→ TASK PROMPT: Repeat all the records exactly, omitting pictures.

→ SOURCE RECORDS:
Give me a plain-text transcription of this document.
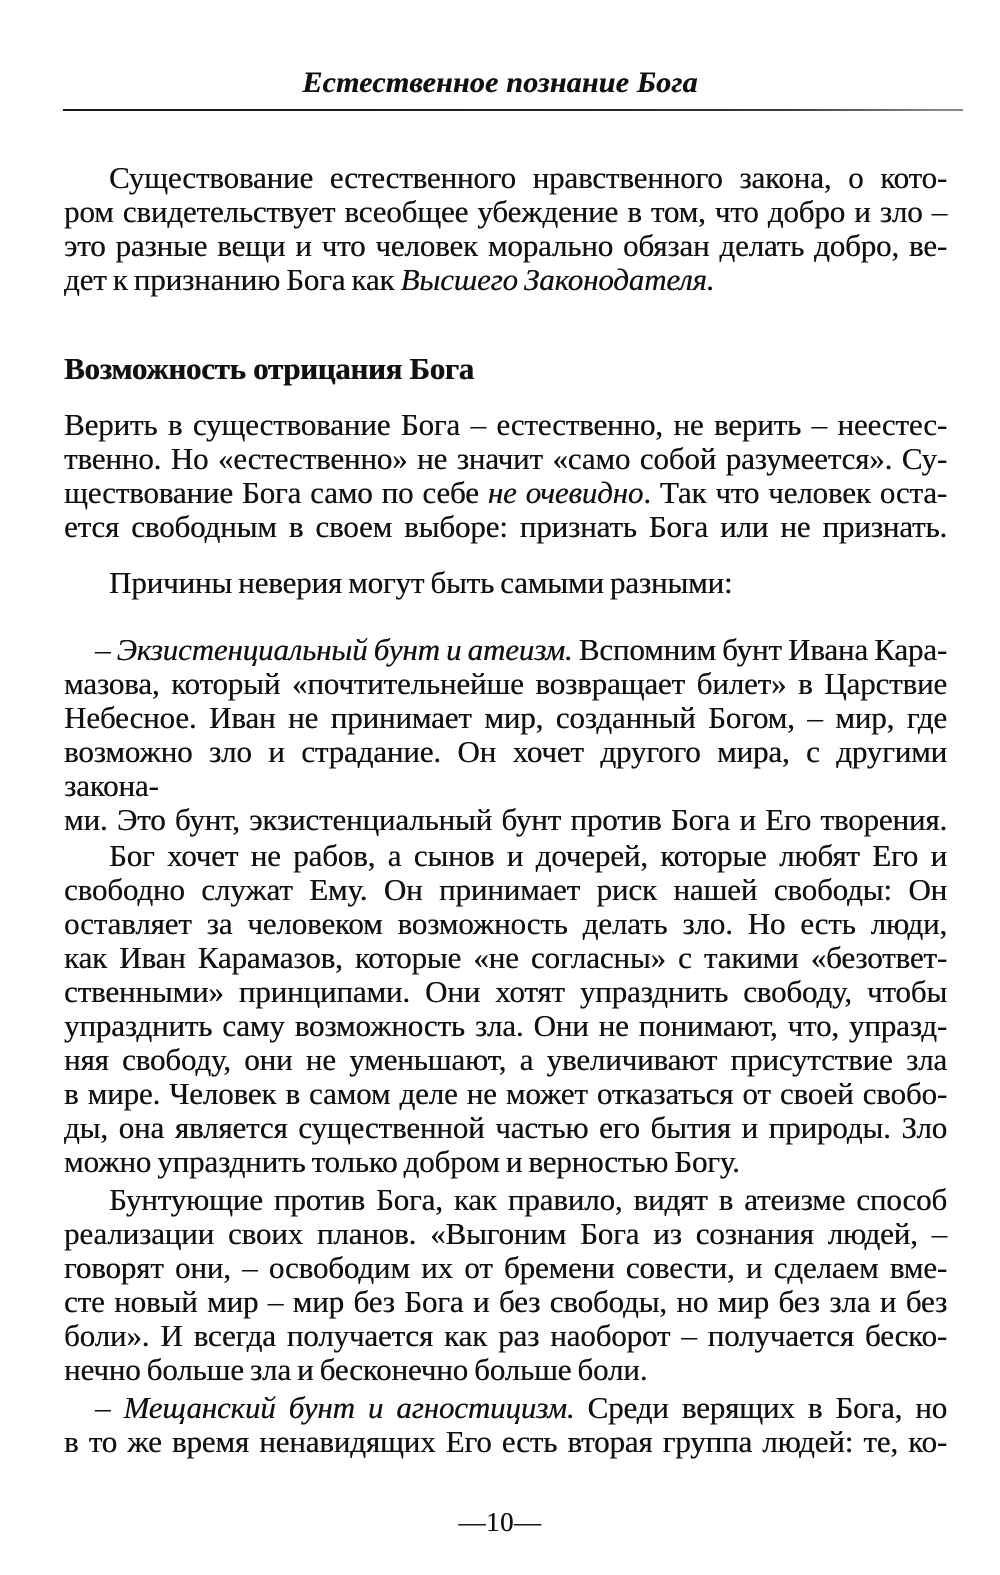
Естественное познание Бога
Существование естественного нравственного закона, о кото-
ром свидетельствует всеобщее убеждение в том, что добро и зло –
это разные вещи и что человек морально обязан делать добро, ве-
дет к признанию Бога как Высшего Законодателя.
Возможность отрицания Бога
Верить в существование Бога – естественно, не верить – неестес-
твенно. Но «естественно» не значит «само собой разумеется». Су-
ществование Бога само по себе не очевидно. Так что человек оста-
ется свободным в своем выборе: признать Бога или не признать.
Причины неверия могут быть самыми разными:
– Экзистенциальный бунт и атеизм. Вспомним бунт Ивана Кара-
мазова, который «почтительнейше возвращает билет» в Царствие
Небесное. Иван не принимает мир, созданный Богом, – мир, где
возможно зло и страдание. Он хочет другого мира, с другими закона-
ми. Это бунт, экзистенциальный бунт против Бога и Его творения.
Бог хочет не рабов, а сынов и дочерей, которые любят Его и
свободно служат Ему. Он принимает риск нашей свободы: Он
оставляет за человеком возможность делать зло. Но есть люди,
как Иван Карамазов, которые «не согласны» с такими «безответ-
ственными» принципами. Они хотят упразднить свободу, чтобы
упразднить саму возможность зла. Они не понимают, что, упразд-
няя свободу, они не уменьшают, а увеличивают присутствие зла
в мире. Человек в самом деле не может отказаться от своей свобо-
ды, она является существенной частью его бытия и природы. Зло
можно упразднить только добром и верностью Богу.
Бунтующие против Бога, как правило, видят в атеизме способ
реализации своих планов. «Выгоним Бога из сознания людей, –
говорят они, – освободим их от бремени совести, и сделаем вме-
сте новый мир – мир без Бога и без свободы, но мир без зла и без
боли». И всегда получается как раз наоборот – получается беско-
нечно больше зла и бесконечно больше боли.
– Мещанский бунт и агностицизм. Среди верящих в Бога, но
в то же время ненавидящих Его есть вторая группа людей: те, ко-
—10—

→ THE RESPONSE:
Give me a plain-text transcription of this document.
Естественное познание Бога
Существование естественного нравственного закона, о кото-
ром свидетельствует всеобщее убеждение в том, что добро и зло –
это разные вещи и что человек морально обязан делать добро, ве-
дет к признанию Бога как Высшего Законодателя.
Возможность отрицания Бога
Верить в существование Бога – естественно, не верить – неестес-
твенно. Но «естественно» не значит «само собой разумеется». Су-
ществование Бога само по себе не очевидно. Так что человек оста-
ется свободным в своем выборе: признать Бога или не признать.
Причины неверия могут быть самыми разными:
– Экзистенциальный бунт и атеизм. Вспомним бунт Ивана Кара-
мазова, который «почтительнейше возвращает билет» в Царствие
Небесное. Иван не принимает мир, созданный Богом, – мир, где
возможно зло и страдание. Он хочет другого мира, с другими закона-
ми. Это бунт, экзистенциальный бунт против Бога и Его творения.
Бог хочет не рабов, а сынов и дочерей, которые любят Его и
свободно служат Ему. Он принимает риск нашей свободы: Он
оставляет за человеком возможность делать зло. Но есть люди,
как Иван Карамазов, которые «не согласны» с такими «безответ-
ственными» принципами. Они хотят упразднить свободу, чтобы
упразднить саму возможность зла. Они не понимают, что, упразд-
няя свободу, они не уменьшают, а увеличивают присутствие зла
в мире. Человек в самом деле не может отказаться от своей свобо-
ды, она является существенной частью его бытия и природы. Зло
можно упразднить только добром и верностью Богу.
Бунтующие против Бога, как правило, видят в атеизме способ
реализации своих планов. «Выгоним Бога из сознания людей, –
говорят они, – освободим их от бремени совести, и сделаем вме-
сте новый мир – мир без Бога и без свободы, но мир без зла и без
боли». И всегда получается как раз наоборот – получается беско-
нечно больше зла и бесконечно больше боли.
– Мещанский бунт и агностицизм. Среди верящих в Бога, но
в то же время ненавидящих Его есть вторая группа людей: те, ко-
—10—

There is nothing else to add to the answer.